» **WORK TO COMPLETE**
Repeat each entry as written and leave the images out of the copy.

Data excerpts
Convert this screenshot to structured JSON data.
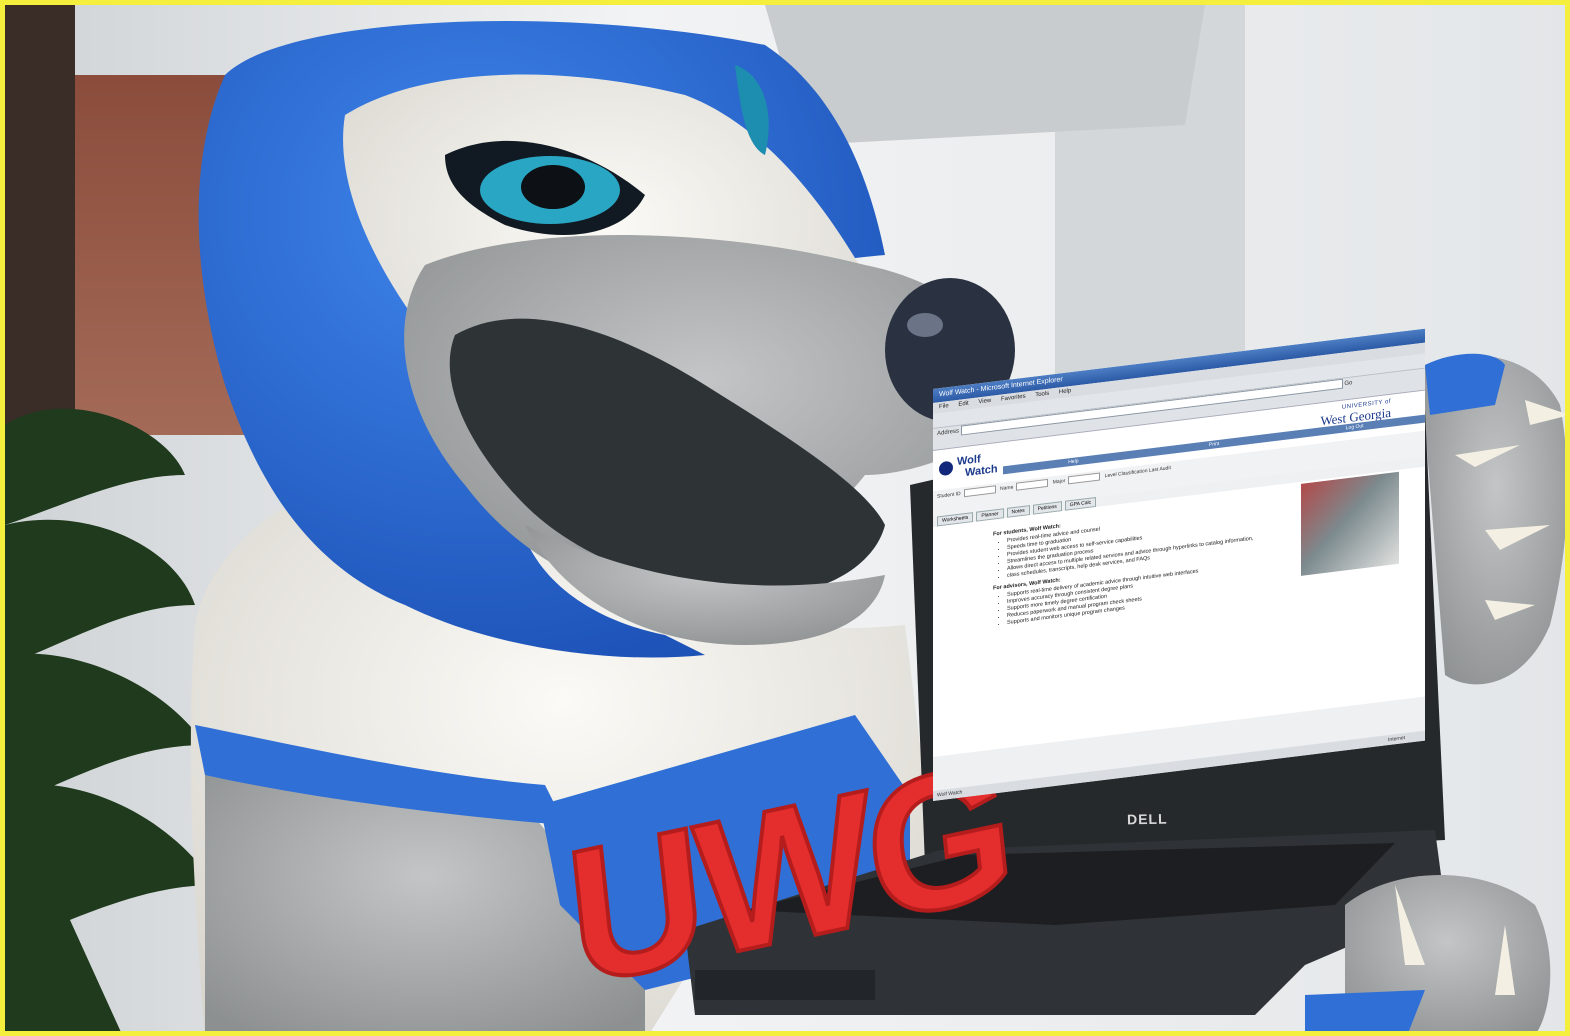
{
  "image": {
    "border_color": "#f4ee3c",
    "mascot_colors": {
      "blue": "#2f6fd6",
      "white": "#f2f0ea",
      "gray": "#a7a9aa",
      "nose": "#2a3140"
    },
    "jersey_letters": "UWG",
    "laptop_brand": "DELL"
  },
  "browser": {
    "title": "Wolf Watch - Microsoft Internet Explorer",
    "menu": [
      "File",
      "Edit",
      "View",
      "Favorites",
      "Tools",
      "Help"
    ],
    "address_label": "Address",
    "go_label": "Go",
    "status_left": "Wolf Watch",
    "status_right": "Internet"
  },
  "wolfwatch": {
    "logo_line1": "Wolf",
    "logo_line2": "Watch",
    "univ_line1": "UNIVERSITY of",
    "univ_line2": "West Georgia",
    "nav": [
      "Help",
      "Print",
      "Log Out"
    ],
    "filters": {
      "student_id": "Student ID",
      "name": "Name",
      "major": "Major",
      "level": "Level",
      "classification": "Classification",
      "last_audit": "Last Audit"
    },
    "tabs": [
      "Worksheets",
      "Planner",
      "Notes",
      "Petitions",
      "GPA Calc"
    ],
    "students_heading": "For students, Wolf Watch:",
    "students_items": [
      "Provides real-time advice and counsel",
      "Speeds time to graduation",
      "Provides student web access to self-service capabilities",
      "Streamlines the graduation process",
      "Allows direct access to multiple related services and advice through hyperlinks to catalog information,",
      "class schedules, transcripts, help desk services, and FAQs"
    ],
    "advisors_heading": "For advisors, Wolf Watch:",
    "advisors_items": [
      "Supports real-time delivery of academic advice through intuitive web interfaces",
      "Improves accuracy through consistent degree plans",
      "Supports more timely degree certification",
      "Reduces paperwork and manual program check sheets",
      "Supports and monitors unique program changes"
    ]
  }
}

» **RESPONSE TO THIS TASK**
Convert this screenshot to structured JSON data.
{
  "image": {
    "border_color": "#f4ee3c",
    "mascot_colors": {
      "blue": "#2f6fd6",
      "white": "#f2f0ea",
      "gray": "#a7a9aa",
      "nose": "#2a3140"
    },
    "jersey_letters": "UWG",
    "laptop_brand": "DELL"
  },
  "browser": {
    "title": "Wolf Watch - Microsoft Internet Explorer",
    "menu": [
      "File",
      "Edit",
      "View",
      "Favorites",
      "Tools",
      "Help"
    ],
    "address_label": "Address",
    "go_label": "Go",
    "status_left": "Wolf Watch",
    "status_right": "Internet"
  },
  "wolfwatch": {
    "logo_line1": "Wolf",
    "logo_line2": "Watch",
    "univ_line1": "UNIVERSITY of",
    "univ_line2": "West Georgia",
    "nav": [
      "Help",
      "Print",
      "Log Out"
    ],
    "filters": {
      "student_id": "Student ID",
      "name": "Name",
      "major": "Major",
      "level": "Level",
      "classification": "Classification",
      "last_audit": "Last Audit"
    },
    "tabs": [
      "Worksheets",
      "Planner",
      "Notes",
      "Petitions",
      "GPA Calc"
    ],
    "students_heading": "For students, Wolf Watch:",
    "students_items": [
      "Provides real-time advice and counsel",
      "Speeds time to graduation",
      "Provides student web access to self-service capabilities",
      "Streamlines the graduation process",
      "Allows direct access to multiple related services and advice through hyperlinks to catalog information,",
      "class schedules, transcripts, help desk services, and FAQs"
    ],
    "advisors_heading": "For advisors, Wolf Watch:",
    "advisors_items": [
      "Supports real-time delivery of academic advice through intuitive web interfaces",
      "Improves accuracy through consistent degree plans",
      "Supports more timely degree certification",
      "Reduces paperwork and manual program check sheets",
      "Supports and monitors unique program changes"
    ]
  }
}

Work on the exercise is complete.